▶ To do
Where a line holds "content", copy it.

Items from a dataset:
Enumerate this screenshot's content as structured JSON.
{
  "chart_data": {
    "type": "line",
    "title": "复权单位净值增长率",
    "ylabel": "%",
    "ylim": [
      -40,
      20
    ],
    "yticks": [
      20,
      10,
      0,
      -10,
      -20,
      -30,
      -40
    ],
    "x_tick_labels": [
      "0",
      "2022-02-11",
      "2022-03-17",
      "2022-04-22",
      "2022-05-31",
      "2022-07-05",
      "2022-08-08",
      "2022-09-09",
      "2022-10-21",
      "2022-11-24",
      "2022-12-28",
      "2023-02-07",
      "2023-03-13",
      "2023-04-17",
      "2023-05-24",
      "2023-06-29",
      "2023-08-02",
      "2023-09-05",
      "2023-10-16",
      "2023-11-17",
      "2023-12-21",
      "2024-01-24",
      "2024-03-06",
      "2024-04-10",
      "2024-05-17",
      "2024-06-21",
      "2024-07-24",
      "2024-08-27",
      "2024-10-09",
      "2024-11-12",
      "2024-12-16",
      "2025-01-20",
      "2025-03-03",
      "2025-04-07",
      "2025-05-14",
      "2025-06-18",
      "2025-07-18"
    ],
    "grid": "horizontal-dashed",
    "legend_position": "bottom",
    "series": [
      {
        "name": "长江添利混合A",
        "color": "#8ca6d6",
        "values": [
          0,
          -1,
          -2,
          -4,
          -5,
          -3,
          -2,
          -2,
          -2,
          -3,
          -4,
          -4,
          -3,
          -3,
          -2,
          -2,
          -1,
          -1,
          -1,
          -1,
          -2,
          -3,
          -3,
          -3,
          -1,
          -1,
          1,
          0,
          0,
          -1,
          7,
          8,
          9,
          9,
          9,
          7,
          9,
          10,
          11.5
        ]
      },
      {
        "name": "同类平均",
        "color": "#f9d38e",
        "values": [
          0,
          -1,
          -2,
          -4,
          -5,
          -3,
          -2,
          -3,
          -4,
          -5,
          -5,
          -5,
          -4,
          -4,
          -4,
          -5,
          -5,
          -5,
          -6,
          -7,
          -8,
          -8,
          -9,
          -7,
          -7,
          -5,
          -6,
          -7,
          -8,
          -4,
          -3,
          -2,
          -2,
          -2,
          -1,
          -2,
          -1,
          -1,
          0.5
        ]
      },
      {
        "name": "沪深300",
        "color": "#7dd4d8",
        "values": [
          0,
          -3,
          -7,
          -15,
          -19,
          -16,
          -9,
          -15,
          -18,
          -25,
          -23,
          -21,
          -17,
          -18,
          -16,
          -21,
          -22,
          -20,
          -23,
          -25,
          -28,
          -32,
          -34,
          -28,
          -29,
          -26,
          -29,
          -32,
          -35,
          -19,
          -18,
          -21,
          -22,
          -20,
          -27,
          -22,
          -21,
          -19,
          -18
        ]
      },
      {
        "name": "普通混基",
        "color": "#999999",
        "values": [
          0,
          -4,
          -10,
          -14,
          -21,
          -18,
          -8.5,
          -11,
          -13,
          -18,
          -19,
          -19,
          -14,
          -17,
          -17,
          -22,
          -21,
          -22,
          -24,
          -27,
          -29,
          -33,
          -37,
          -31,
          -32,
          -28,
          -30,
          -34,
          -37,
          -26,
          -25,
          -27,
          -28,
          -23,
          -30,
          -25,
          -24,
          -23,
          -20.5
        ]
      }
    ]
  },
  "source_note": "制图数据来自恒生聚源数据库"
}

--

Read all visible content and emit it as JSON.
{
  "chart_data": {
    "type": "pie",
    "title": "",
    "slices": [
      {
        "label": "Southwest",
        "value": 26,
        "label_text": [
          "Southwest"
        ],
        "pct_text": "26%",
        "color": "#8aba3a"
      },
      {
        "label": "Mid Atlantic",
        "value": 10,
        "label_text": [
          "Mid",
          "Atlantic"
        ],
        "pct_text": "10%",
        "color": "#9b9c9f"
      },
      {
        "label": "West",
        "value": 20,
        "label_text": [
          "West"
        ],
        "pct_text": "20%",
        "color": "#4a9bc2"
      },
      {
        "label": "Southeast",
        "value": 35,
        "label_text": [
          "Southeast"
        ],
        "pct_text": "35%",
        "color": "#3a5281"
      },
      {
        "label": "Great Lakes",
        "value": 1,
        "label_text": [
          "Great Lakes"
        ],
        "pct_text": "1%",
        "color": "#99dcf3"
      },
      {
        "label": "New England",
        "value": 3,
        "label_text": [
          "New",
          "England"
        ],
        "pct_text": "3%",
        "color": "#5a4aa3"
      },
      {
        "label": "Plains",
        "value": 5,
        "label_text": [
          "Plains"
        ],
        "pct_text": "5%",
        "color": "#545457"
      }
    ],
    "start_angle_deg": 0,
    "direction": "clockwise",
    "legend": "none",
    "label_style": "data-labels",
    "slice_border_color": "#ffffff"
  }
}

▶ Answer to this problem
Enumerate this screenshot's content as structured JSON.
Read all visible content and emit it as JSON.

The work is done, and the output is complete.